### Instructions for the task:
Each entry below is to be given again word for word, with no pictures.

### Recorded information:
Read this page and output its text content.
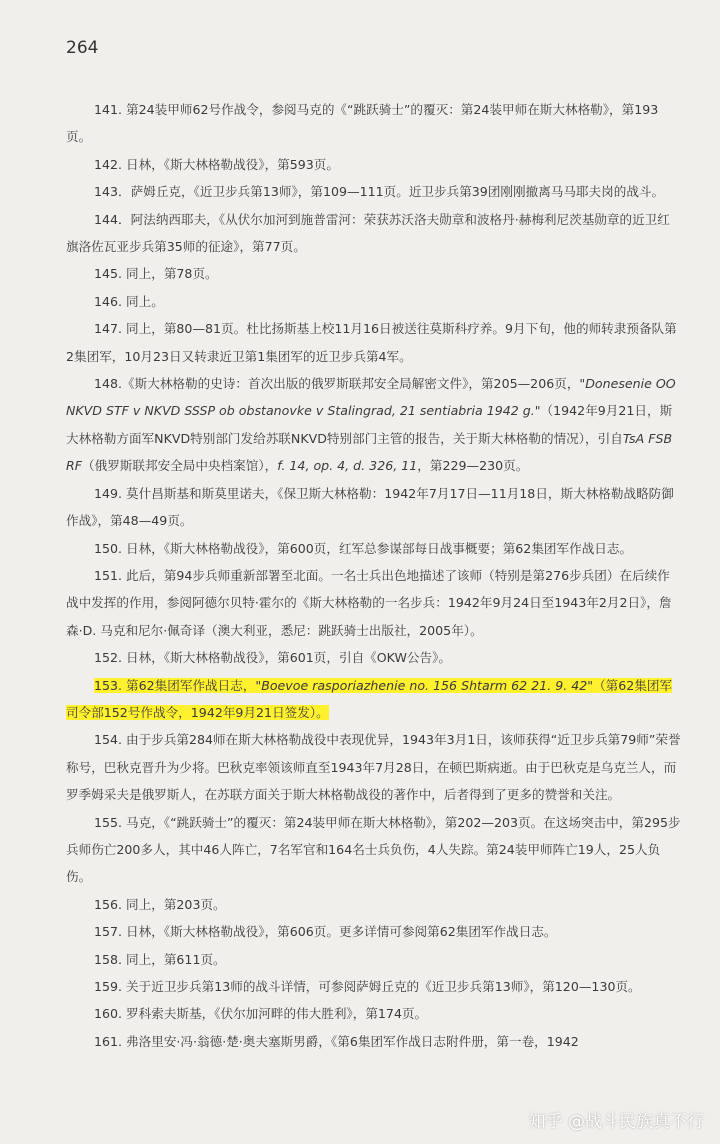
264

141. 第24装甲师62号作战令，参阅马克的《“跳跃骑士”的覆灭：第24装甲师在斯大林格勒》，第193页。

142. 日林，《斯大林格勒战役》，第593页。

143．萨姆丘克，《近卫步兵第13师》，第109—111页。近卫步兵第39团刚刚撤离马马耶夫岗的战斗。

144．阿法纳西耶夫，《从伏尔加河到施普雷河：荣获苏沃洛夫勋章和波格丹·赫梅利尼茨基勋章的近卫红旗洛佐瓦亚步兵第35师的征途》，第77页。

145. 同上，第78页。

146. 同上。

147. 同上，第80—81页。杜比扬斯基上校11月16日被送往莫斯科疗养。9月下旬，他的师转隶预备队第2集团军，10月23日又转隶近卫第1集团军的近卫步兵第4军。

148.《斯大林格勒的史诗：首次出版的俄罗斯联邦安全局解密文件》，第205—206页，"Donesenie OO NKVD STF v NKVD SSSP ob obstanovke v Stalingrad, 21 sentiabria 1942 g."（1942年9月21日，斯大林格勒方面军NKVD特别部门发给苏联NKVD特别部门主管的报告，关于斯大林格勒的情况），引自TsA FSB RF（俄罗斯联邦安全局中央档案馆），f. 14, op. 4, d. 326, 11，第229—230页。

149. 莫什昌斯基和斯莫里诺夫，《保卫斯大林格勒：1942年7月17日—11月18日，斯大林格勒战略防御作战》，第48—49页。

150. 日林，《斯大林格勒战役》，第600页，红军总参谋部每日战事概要；第62集团军作战日志。

151. 此后，第94步兵师重新部署至北面。一名士兵出色地描述了该师（特别是第276步兵团）在后续作战中发挥的作用，参阅阿德尔贝特·霍尔的《斯大林格勒的一名步兵：1942年9月24日至1943年2月2日》，詹森·D. 马克和尼尔·佩奇译（澳大利亚，悉尼：跳跃骑士出版社，2005年）。

152. 日林，《斯大林格勒战役》，第601页，引自《OKW公告》。

153. 第62集团军作战日志，"Boevoe rasporiazhenie no. 156 Shtarm 62 21. 9. 42"（第62集团军司令部152号作战令，1942年9月21日签发）。

154. 由于步兵第284师在斯大林格勒战役中表现优异，1943年3月1日，该师获得“近卫步兵第79师”荣誉称号，巴秋克晋升为少将。巴秋克率领该师直至1943年7月28日，在顿巴斯病逝。由于巴秋克是乌克兰人，而罗季姆采夫是俄罗斯人，在苏联方面关于斯大林格勒战役的著作中，后者得到了更多的赞誉和关注。

155. 马克，《“跳跃骑士”的覆灭：第24装甲师在斯大林格勒》，第202—203页。在这场突击中，第295步兵师伤亡200多人，其中46人阵亡，7名军官和164名士兵负伤，4人失踪。第24装甲师阵亡19人，25人负伤。

156. 同上，第203页。

157. 日林，《斯大林格勒战役》，第606页。更多详情可参阅第62集团军作战日志。

158. 同上，第611页。

159. 关于近卫步兵第13师的战斗详情，可参阅萨姆丘克的《近卫步兵第13师》，第120—130页。

160. 罗科索夫斯基，《伏尔加河畔的伟大胜利》，第174页。

161. 弗洛里安·冯·翁德·楚·奥夫塞斯男爵，《第6集团军作战日志附件册，第一卷，1942

知乎 @战斗民族真不行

### Output:
Read this page and output its text content.
264

141. 第24装甲师62号作战令，参阅马克的《“跳跃骑士”的覆灭：第24装甲师在斯大林格勒》，第193页。

142. 日林，《斯大林格勒战役》，第593页。

143．萨姆丘克，《近卫步兵第13师》，第109—111页。近卫步兵第39团刚刚撤离马马耶夫岗的战斗。

144．阿法纳西耶夫，《从伏尔加河到施普雷河：荣获苏沃洛夫勋章和波格丹·赫梅利尼茨基勋章的近卫红旗洛佐瓦亚步兵第35师的征途》，第77页。

145. 同上，第78页。

146. 同上。

147. 同上，第80—81页。杜比扬斯基上校11月16日被送往莫斯科疗养。9月下旬，他的师转隶预备队第2集团军，10月23日又转隶近卫第1集团军的近卫步兵第4军。

148.《斯大林格勒的史诗：首次出版的俄罗斯联邦安全局解密文件》，第205—206页，"Donesenie OO NKVD STF v NKVD SSSP ob obstanovke v Stalingrad, 21 sentiabria 1942 g."（1942年9月21日，斯大林格勒方面军NKVD特别部门发给苏联NKVD特别部门主管的报告，关于斯大林格勒的情况），引自TsA FSB RF（俄罗斯联邦安全局中央档案馆），f. 14, op. 4, d. 326, 11，第229—230页。

149. 莫什昌斯基和斯莫里诺夫，《保卫斯大林格勒：1942年7月17日—11月18日，斯大林格勒战略防御作战》，第48—49页。

150. 日林，《斯大林格勒战役》，第600页，红军总参谋部每日战事概要；第62集团军作战日志。

151. 此后，第94步兵师重新部署至北面。一名士兵出色地描述了该师（特别是第276步兵团）在后续作战中发挥的作用，参阅阿德尔贝特·霍尔的《斯大林格勒的一名步兵：1942年9月24日至1943年2月2日》，詹森·D. 马克和尼尔·佩奇译（澳大利亚，悉尼：跳跃骑士出版社，2005年）。

152. 日林，《斯大林格勒战役》，第601页，引自《OKW公告》。

153. 第62集团军作战日志，"Boevoe rasporiazhenie no. 156 Shtarm 62 21. 9. 42"（第62集团军司令部152号作战令，1942年9月21日签发）。

154. 由于步兵第284师在斯大林格勒战役中表现优异，1943年3月1日，该师获得“近卫步兵第79师”荣誉称号，巴秋克晋升为少将。巴秋克率领该师直至1943年7月28日，在顿巴斯病逝。由于巴秋克是乌克兰人，而罗季姆采夫是俄罗斯人，在苏联方面关于斯大林格勒战役的著作中，后者得到了更多的赞誉和关注。

155. 马克，《“跳跃骑士”的覆灭：第24装甲师在斯大林格勒》，第202—203页。在这场突击中，第295步兵师伤亡200多人，其中46人阵亡，7名军官和164名士兵负伤，4人失踪。第24装甲师阵亡19人，25人负伤。

156. 同上，第203页。

157. 日林，《斯大林格勒战役》，第606页。更多详情可参阅第62集团军作战日志。

158. 同上，第611页。

159. 关于近卫步兵第13师的战斗详情，可参阅萨姆丘克的《近卫步兵第13师》，第120—130页。

160. 罗科索夫斯基，《伏尔加河畔的伟大胜利》，第174页。

161. 弗洛里安·冯·翁德·楚·奥夫塞斯男爵，《第6集团军作战日志附件册，第一卷，1942

知乎 @战斗民族真不行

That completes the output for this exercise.